- WHAT THE EXERCISE ASKS: Please reproduce the following lines word for word.

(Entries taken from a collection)

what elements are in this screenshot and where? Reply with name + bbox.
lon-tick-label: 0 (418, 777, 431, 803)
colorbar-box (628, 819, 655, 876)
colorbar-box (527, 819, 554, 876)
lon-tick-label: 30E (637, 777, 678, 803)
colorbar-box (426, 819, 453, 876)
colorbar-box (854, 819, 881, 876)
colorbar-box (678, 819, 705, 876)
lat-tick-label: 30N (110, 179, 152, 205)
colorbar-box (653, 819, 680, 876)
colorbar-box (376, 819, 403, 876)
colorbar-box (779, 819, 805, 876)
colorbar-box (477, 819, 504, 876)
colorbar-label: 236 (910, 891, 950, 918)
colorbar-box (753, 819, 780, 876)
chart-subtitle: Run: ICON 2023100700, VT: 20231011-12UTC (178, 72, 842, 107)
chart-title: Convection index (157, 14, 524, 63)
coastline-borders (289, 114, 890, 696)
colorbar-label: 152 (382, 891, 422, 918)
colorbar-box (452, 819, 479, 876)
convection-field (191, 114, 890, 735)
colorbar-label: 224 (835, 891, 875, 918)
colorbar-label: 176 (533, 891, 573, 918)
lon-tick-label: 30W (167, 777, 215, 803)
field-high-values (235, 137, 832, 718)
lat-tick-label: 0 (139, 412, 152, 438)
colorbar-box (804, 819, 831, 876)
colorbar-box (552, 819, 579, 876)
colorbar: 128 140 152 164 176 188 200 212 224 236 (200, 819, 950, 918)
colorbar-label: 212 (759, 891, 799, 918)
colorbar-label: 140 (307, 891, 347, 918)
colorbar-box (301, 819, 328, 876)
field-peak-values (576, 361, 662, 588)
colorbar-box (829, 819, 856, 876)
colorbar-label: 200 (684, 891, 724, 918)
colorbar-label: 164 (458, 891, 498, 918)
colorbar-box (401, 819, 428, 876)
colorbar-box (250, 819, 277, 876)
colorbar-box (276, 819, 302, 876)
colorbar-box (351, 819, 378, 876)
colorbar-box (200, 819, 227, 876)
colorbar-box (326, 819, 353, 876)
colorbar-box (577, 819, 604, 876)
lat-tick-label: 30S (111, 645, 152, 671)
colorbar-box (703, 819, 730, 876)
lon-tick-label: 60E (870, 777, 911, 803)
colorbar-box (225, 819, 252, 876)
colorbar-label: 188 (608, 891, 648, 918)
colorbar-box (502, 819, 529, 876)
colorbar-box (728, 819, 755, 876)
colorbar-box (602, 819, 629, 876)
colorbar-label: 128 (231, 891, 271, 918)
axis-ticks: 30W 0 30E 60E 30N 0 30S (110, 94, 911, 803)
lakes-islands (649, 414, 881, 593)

- THE OUTPUT:
what elements are in this screenshot and where? Reply with name + bbox.
lon-tick-label: 0 (418, 777, 431, 803)
colorbar-box (628, 819, 655, 876)
colorbar-box (527, 819, 554, 876)
lon-tick-label: 30E (637, 777, 678, 803)
colorbar-box (426, 819, 453, 876)
colorbar-box (854, 819, 881, 876)
colorbar-box (678, 819, 705, 876)
lat-tick-label: 30N (110, 179, 152, 205)
colorbar-box (653, 819, 680, 876)
colorbar-box (376, 819, 403, 876)
colorbar-box (779, 819, 805, 876)
colorbar-box (477, 819, 504, 876)
colorbar-label: 236 (910, 891, 950, 918)
colorbar-box (753, 819, 780, 876)
chart-subtitle: Run: ICON 2023100700, VT: 20231011-12UTC (178, 72, 842, 107)
chart-title: Convection index (157, 14, 524, 63)
coastline-borders (289, 114, 890, 696)
colorbar-label: 152 (382, 891, 422, 918)
colorbar-box (452, 819, 479, 876)
convection-field (191, 114, 890, 735)
colorbar-label: 224 (835, 891, 875, 918)
colorbar-label: 176 (533, 891, 573, 918)
lon-tick-label: 30W (167, 777, 215, 803)
field-high-values (235, 137, 832, 718)
lat-tick-label: 0 (139, 412, 152, 438)
colorbar-box (804, 819, 831, 876)
colorbar-box (552, 819, 579, 876)
colorbar: 128 140 152 164 176 188 200 212 224 236 (200, 819, 950, 918)
colorbar-label: 212 (759, 891, 799, 918)
colorbar-label: 140 (307, 891, 347, 918)
colorbar-box (301, 819, 328, 876)
field-peak-values (576, 361, 662, 588)
colorbar-box (829, 819, 856, 876)
colorbar-label: 200 (684, 891, 724, 918)
colorbar-label: 164 (458, 891, 498, 918)
colorbar-box (401, 819, 428, 876)
colorbar-box (250, 819, 277, 876)
colorbar-box (276, 819, 302, 876)
colorbar-box (351, 819, 378, 876)
colorbar-box (200, 819, 227, 876)
colorbar-box (326, 819, 353, 876)
colorbar-box (577, 819, 604, 876)
lat-tick-label: 30S (111, 645, 152, 671)
colorbar-box (703, 819, 730, 876)
lon-tick-label: 60E (870, 777, 911, 803)
colorbar-box (225, 819, 252, 876)
colorbar-label: 188 (608, 891, 648, 918)
colorbar-box (502, 819, 529, 876)
colorbar-box (728, 819, 755, 876)
colorbar-box (602, 819, 629, 876)
colorbar-label: 128 (231, 891, 271, 918)
axis-ticks: 30W 0 30E 60E 30N 0 30S (110, 94, 911, 803)
lakes-islands (649, 414, 881, 593)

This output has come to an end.